◆ **Task statement**
Please copy out the records that follow, word for word.

◆ **Page layout parsing data**
----
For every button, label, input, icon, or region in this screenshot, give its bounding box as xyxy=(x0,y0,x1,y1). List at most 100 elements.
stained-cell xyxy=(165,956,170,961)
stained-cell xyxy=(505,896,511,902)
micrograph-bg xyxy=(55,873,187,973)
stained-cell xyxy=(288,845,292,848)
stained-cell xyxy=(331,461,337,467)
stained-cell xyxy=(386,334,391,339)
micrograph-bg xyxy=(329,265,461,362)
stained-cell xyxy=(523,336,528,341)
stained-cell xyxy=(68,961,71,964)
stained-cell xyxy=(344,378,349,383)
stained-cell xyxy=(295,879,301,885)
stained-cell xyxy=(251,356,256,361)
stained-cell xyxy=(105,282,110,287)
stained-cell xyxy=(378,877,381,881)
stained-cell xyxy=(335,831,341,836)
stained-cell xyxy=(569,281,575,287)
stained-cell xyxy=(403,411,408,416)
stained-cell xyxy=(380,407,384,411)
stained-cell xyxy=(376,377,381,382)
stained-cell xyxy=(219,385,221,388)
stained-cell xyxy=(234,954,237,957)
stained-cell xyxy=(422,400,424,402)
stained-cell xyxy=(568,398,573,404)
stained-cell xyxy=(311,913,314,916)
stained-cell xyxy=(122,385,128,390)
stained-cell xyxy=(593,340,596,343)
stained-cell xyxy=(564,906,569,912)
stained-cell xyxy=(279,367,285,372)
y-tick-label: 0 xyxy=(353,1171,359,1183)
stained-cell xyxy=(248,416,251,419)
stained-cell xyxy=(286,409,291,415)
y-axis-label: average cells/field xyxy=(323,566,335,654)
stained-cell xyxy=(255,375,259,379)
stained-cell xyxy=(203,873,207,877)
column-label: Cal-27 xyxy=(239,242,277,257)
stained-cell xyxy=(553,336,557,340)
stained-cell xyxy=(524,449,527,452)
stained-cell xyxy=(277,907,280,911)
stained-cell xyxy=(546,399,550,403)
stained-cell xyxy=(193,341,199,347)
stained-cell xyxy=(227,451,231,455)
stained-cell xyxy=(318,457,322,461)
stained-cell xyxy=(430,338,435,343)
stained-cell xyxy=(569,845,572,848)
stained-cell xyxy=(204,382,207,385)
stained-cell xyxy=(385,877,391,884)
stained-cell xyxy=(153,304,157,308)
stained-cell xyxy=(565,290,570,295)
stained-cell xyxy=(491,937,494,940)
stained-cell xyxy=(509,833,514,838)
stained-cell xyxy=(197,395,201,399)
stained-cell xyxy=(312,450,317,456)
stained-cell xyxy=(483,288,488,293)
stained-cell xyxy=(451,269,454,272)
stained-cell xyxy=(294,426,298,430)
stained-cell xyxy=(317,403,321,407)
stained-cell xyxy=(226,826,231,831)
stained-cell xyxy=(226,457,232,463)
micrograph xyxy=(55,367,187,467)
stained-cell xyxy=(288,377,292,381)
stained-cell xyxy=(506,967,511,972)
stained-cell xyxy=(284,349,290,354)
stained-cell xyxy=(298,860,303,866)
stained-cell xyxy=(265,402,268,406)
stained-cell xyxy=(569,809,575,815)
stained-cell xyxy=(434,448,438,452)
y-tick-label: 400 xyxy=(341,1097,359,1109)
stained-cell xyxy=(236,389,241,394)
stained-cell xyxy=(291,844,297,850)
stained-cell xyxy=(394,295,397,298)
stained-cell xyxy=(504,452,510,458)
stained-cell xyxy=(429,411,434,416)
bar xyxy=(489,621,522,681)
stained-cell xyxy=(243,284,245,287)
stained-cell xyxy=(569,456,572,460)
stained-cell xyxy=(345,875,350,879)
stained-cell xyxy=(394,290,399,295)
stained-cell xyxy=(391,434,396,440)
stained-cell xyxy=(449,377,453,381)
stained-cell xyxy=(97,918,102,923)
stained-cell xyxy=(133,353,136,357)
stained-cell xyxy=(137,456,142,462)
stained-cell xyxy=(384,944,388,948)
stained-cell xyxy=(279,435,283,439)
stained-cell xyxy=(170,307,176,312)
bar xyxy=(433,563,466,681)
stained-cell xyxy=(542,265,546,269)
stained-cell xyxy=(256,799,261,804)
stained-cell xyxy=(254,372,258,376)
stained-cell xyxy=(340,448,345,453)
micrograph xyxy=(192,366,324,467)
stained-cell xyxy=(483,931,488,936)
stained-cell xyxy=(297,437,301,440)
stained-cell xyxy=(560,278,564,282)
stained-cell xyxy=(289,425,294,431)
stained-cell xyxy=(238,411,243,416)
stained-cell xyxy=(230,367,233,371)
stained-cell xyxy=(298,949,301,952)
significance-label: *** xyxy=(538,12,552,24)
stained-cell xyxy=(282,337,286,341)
----
◆ **Finished exercise**
For every button, label, input, icon, or region in this screenshot, give its bounding box as xyxy=(x0,y0,x1,y1). List at most 100 elements.
stained-cell xyxy=(165,956,170,961)
stained-cell xyxy=(505,896,511,902)
micrograph-bg xyxy=(55,873,187,973)
stained-cell xyxy=(288,845,292,848)
stained-cell xyxy=(331,461,337,467)
stained-cell xyxy=(386,334,391,339)
micrograph-bg xyxy=(329,265,461,362)
stained-cell xyxy=(523,336,528,341)
stained-cell xyxy=(68,961,71,964)
stained-cell xyxy=(344,378,349,383)
stained-cell xyxy=(295,879,301,885)
stained-cell xyxy=(251,356,256,361)
stained-cell xyxy=(105,282,110,287)
stained-cell xyxy=(378,877,381,881)
stained-cell xyxy=(335,831,341,836)
stained-cell xyxy=(569,281,575,287)
stained-cell xyxy=(403,411,408,416)
stained-cell xyxy=(380,407,384,411)
stained-cell xyxy=(376,377,381,382)
stained-cell xyxy=(219,385,221,388)
stained-cell xyxy=(234,954,237,957)
stained-cell xyxy=(422,400,424,402)
stained-cell xyxy=(568,398,573,404)
stained-cell xyxy=(311,913,314,916)
stained-cell xyxy=(122,385,128,390)
stained-cell xyxy=(593,340,596,343)
stained-cell xyxy=(564,906,569,912)
stained-cell xyxy=(279,367,285,372)
y-tick-label: 0 xyxy=(353,1171,359,1183)
stained-cell xyxy=(248,416,251,419)
stained-cell xyxy=(286,409,291,415)
y-axis-label: average cells/field xyxy=(323,566,335,654)
stained-cell xyxy=(255,375,259,379)
stained-cell xyxy=(203,873,207,877)
column-label: Cal-27 xyxy=(239,242,277,257)
stained-cell xyxy=(553,336,557,340)
stained-cell xyxy=(524,449,527,452)
stained-cell xyxy=(277,907,280,911)
stained-cell xyxy=(546,399,550,403)
stained-cell xyxy=(193,341,199,347)
stained-cell xyxy=(227,451,231,455)
stained-cell xyxy=(318,457,322,461)
stained-cell xyxy=(430,338,435,343)
stained-cell xyxy=(569,845,572,848)
stained-cell xyxy=(204,382,207,385)
stained-cell xyxy=(385,877,391,884)
stained-cell xyxy=(153,304,157,308)
stained-cell xyxy=(565,290,570,295)
stained-cell xyxy=(491,937,494,940)
stained-cell xyxy=(509,833,514,838)
stained-cell xyxy=(197,395,201,399)
stained-cell xyxy=(312,450,317,456)
stained-cell xyxy=(483,288,488,293)
stained-cell xyxy=(451,269,454,272)
stained-cell xyxy=(294,426,298,430)
stained-cell xyxy=(317,403,321,407)
stained-cell xyxy=(226,826,231,831)
stained-cell xyxy=(226,457,232,463)
micrograph xyxy=(55,367,187,467)
stained-cell xyxy=(288,377,292,381)
stained-cell xyxy=(506,967,511,972)
stained-cell xyxy=(284,349,290,354)
stained-cell xyxy=(298,860,303,866)
stained-cell xyxy=(265,402,268,406)
stained-cell xyxy=(569,809,575,815)
stained-cell xyxy=(434,448,438,452)
y-tick-label: 400 xyxy=(341,1097,359,1109)
stained-cell xyxy=(236,389,241,394)
stained-cell xyxy=(291,844,297,850)
stained-cell xyxy=(394,295,397,298)
stained-cell xyxy=(504,452,510,458)
stained-cell xyxy=(429,411,434,416)
bar xyxy=(489,621,522,681)
stained-cell xyxy=(243,284,245,287)
stained-cell xyxy=(569,456,572,460)
stained-cell xyxy=(345,875,350,879)
stained-cell xyxy=(394,290,399,295)
stained-cell xyxy=(391,434,396,440)
stained-cell xyxy=(449,377,453,381)
stained-cell xyxy=(97,918,102,923)
stained-cell xyxy=(133,353,136,357)
stained-cell xyxy=(137,456,142,462)
stained-cell xyxy=(384,944,388,948)
stained-cell xyxy=(279,435,283,439)
stained-cell xyxy=(170,307,176,312)
bar xyxy=(433,563,466,681)
stained-cell xyxy=(542,265,546,269)
stained-cell xyxy=(256,799,261,804)
stained-cell xyxy=(254,372,258,376)
stained-cell xyxy=(340,448,345,453)
micrograph xyxy=(192,366,324,467)
stained-cell xyxy=(483,931,488,936)
stained-cell xyxy=(297,437,301,440)
stained-cell xyxy=(560,278,564,282)
stained-cell xyxy=(289,425,294,431)
stained-cell xyxy=(238,411,243,416)
stained-cell xyxy=(230,367,233,371)
stained-cell xyxy=(298,949,301,952)
significance-label: *** xyxy=(538,12,552,24)
stained-cell xyxy=(282,337,286,341)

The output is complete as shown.